**Goal:**
In the listing below, find every line with the string "homebuilders" and pull it out.

------

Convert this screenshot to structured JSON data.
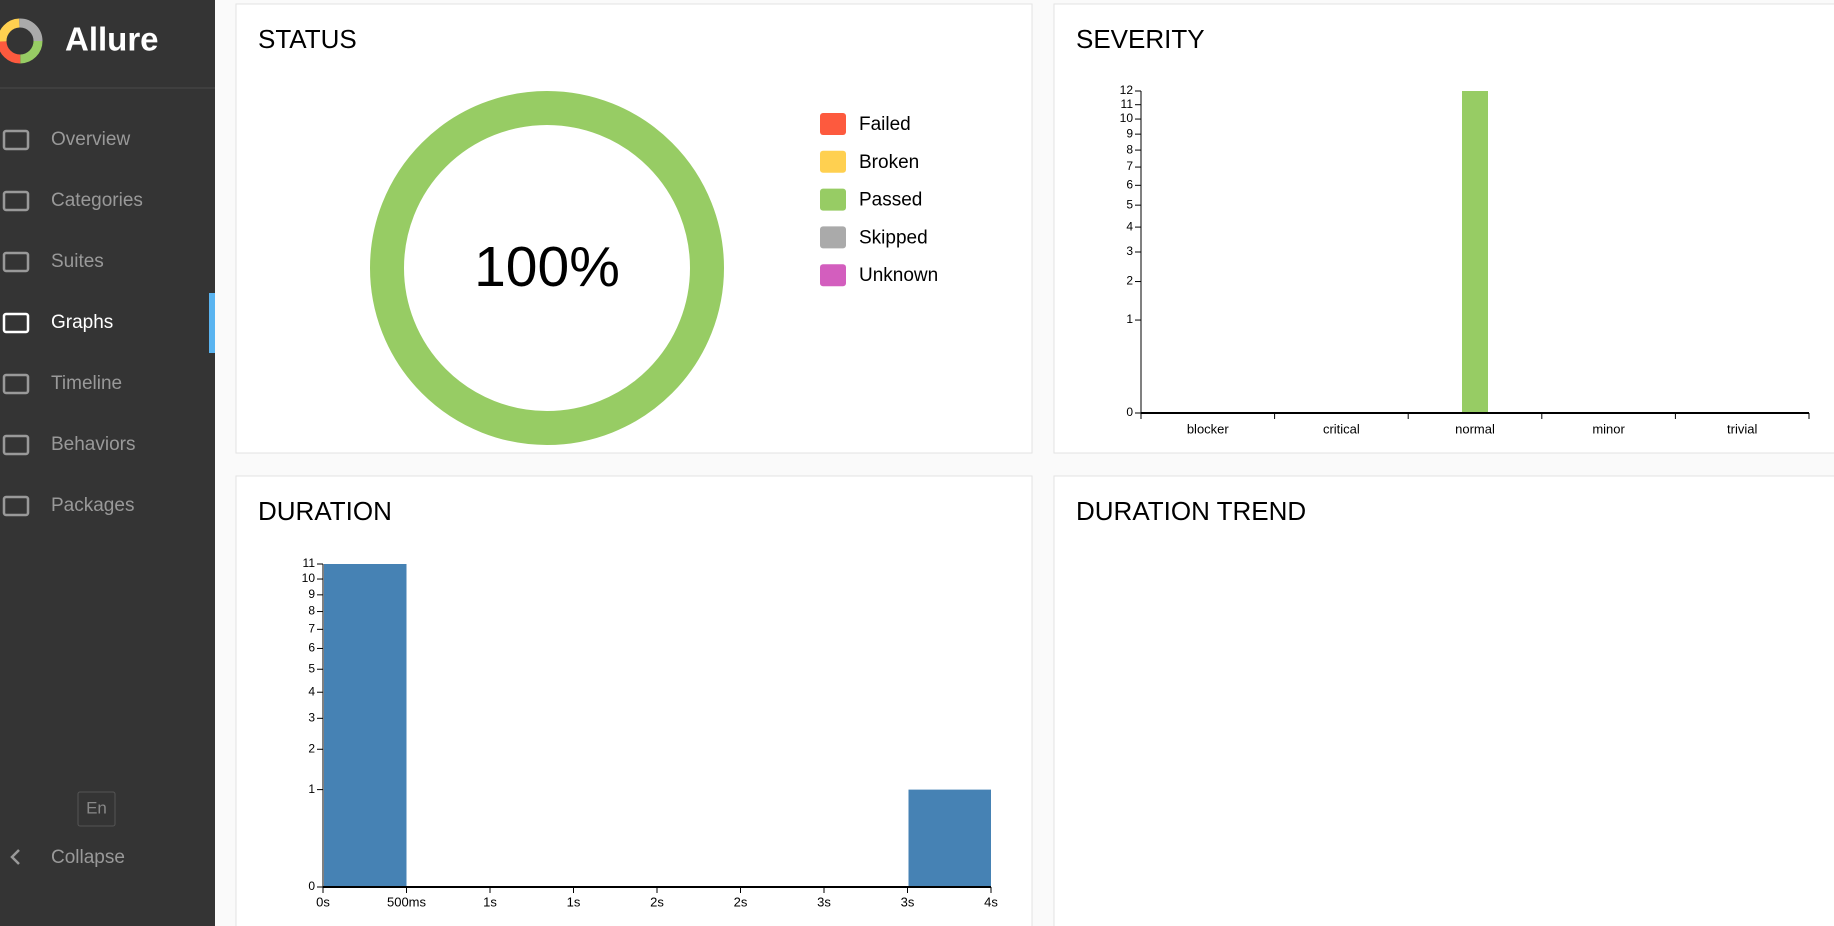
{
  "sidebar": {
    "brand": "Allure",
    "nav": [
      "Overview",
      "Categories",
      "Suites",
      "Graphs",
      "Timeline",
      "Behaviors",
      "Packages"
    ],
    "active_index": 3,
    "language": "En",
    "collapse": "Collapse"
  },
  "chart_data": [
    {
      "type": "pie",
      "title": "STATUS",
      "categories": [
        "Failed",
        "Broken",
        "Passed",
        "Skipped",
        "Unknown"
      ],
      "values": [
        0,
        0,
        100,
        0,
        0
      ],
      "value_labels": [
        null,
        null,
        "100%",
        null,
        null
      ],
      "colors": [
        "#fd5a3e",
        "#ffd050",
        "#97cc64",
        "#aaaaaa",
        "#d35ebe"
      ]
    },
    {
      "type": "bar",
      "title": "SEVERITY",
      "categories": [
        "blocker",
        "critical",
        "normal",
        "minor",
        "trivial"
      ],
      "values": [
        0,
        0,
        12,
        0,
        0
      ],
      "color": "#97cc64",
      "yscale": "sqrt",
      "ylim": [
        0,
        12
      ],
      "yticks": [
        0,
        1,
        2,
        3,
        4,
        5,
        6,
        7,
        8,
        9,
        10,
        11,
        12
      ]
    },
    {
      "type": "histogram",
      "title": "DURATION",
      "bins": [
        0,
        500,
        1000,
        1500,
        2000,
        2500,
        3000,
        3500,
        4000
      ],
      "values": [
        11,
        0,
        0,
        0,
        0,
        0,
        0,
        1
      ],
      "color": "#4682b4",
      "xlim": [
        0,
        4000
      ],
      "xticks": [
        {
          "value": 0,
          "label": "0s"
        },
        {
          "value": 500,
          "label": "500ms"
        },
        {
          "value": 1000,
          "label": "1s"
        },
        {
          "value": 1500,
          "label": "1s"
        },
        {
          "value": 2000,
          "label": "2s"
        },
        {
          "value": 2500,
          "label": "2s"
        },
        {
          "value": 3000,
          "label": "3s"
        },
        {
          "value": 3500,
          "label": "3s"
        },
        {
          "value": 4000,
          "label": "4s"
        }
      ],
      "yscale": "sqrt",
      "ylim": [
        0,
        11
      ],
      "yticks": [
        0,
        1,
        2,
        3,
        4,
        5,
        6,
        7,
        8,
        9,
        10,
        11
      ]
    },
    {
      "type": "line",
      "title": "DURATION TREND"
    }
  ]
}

------

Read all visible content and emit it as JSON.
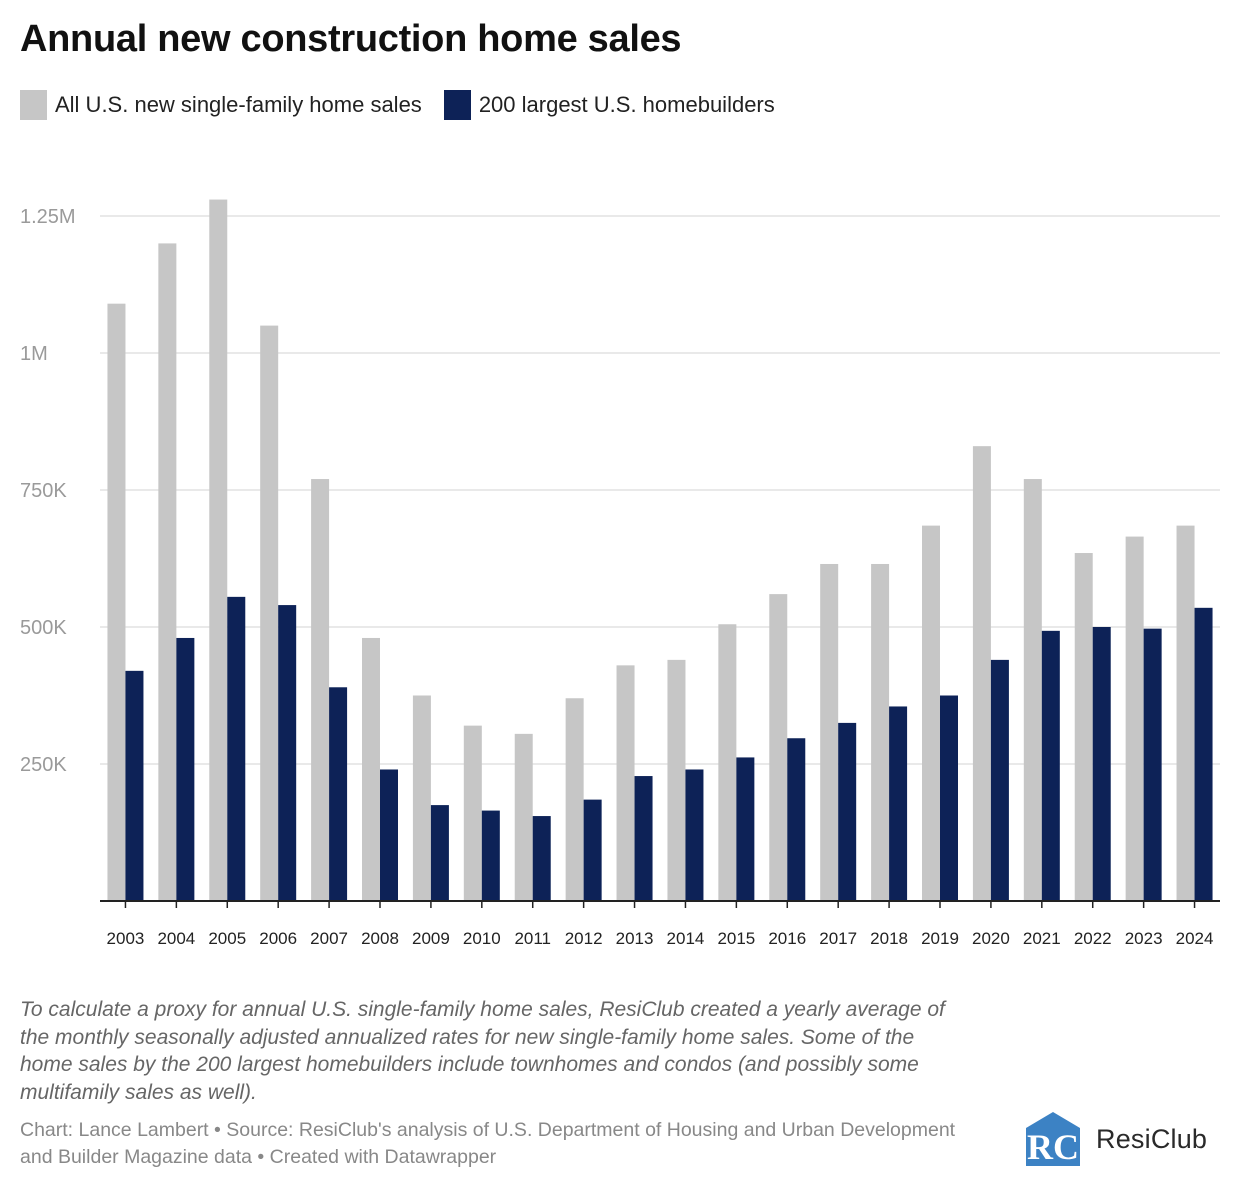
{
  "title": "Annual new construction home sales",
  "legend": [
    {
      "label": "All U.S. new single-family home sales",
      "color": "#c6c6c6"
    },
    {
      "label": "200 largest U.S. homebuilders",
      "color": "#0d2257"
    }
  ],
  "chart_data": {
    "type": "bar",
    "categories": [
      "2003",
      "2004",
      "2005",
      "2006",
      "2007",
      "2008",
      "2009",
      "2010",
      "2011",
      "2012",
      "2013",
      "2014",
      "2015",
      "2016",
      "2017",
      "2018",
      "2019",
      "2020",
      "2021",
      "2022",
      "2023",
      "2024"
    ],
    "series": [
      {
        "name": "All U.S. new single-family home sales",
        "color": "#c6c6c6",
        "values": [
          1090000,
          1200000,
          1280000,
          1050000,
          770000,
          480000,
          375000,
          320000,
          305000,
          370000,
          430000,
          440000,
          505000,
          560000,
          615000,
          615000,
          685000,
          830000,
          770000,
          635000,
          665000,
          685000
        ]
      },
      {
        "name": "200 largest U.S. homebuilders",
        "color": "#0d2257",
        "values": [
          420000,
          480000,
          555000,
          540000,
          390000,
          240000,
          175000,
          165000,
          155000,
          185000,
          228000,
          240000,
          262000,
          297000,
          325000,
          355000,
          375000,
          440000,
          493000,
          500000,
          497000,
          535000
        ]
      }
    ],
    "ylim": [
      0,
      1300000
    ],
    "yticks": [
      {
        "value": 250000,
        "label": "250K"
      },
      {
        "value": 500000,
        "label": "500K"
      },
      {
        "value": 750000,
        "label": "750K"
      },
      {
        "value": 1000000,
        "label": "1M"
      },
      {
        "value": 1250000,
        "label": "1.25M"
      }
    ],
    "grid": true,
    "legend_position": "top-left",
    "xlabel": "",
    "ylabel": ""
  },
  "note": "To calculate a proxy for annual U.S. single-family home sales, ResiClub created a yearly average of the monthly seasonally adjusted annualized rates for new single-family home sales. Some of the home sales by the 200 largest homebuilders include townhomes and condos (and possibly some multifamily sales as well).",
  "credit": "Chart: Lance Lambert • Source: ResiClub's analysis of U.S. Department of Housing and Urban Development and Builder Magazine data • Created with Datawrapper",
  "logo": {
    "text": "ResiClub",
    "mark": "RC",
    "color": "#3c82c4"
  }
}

------

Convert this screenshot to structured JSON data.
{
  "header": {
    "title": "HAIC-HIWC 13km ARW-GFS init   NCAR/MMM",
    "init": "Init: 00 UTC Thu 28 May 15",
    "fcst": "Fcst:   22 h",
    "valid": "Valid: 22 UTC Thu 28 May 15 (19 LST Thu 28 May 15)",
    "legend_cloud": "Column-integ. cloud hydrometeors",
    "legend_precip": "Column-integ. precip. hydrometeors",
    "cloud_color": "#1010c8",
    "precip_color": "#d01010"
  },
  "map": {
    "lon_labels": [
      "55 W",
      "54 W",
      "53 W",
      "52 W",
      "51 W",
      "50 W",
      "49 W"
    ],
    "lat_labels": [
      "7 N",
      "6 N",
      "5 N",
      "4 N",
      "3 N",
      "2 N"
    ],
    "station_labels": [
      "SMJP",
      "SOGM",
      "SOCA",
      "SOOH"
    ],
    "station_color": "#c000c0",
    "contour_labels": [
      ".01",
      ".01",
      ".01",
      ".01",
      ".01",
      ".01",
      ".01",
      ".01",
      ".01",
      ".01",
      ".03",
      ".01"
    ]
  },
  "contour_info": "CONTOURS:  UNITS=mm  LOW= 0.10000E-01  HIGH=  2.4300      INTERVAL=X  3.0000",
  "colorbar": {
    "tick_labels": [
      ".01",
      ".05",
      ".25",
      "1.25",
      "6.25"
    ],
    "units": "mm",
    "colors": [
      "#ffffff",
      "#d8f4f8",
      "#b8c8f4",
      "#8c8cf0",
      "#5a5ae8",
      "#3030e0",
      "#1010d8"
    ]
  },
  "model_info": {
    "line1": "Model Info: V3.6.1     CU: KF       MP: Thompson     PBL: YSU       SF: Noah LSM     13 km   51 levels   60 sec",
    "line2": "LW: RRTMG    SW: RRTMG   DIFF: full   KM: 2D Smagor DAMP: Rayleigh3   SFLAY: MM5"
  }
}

------

**Result:**
      "label": "200 largest U.S. homebuilders",
        "name": "200 largest U.S. homebuilders",
  "note": "To calculate a proxy for annual U.S. single-family home sales, ResiClub created a yearly average of the monthly seasonally adjusted annualized rates for new single-family home sales. Some of the home sales by the 200 largest homebuilders include townhomes and condos (and possibly some multifamily sales as well).",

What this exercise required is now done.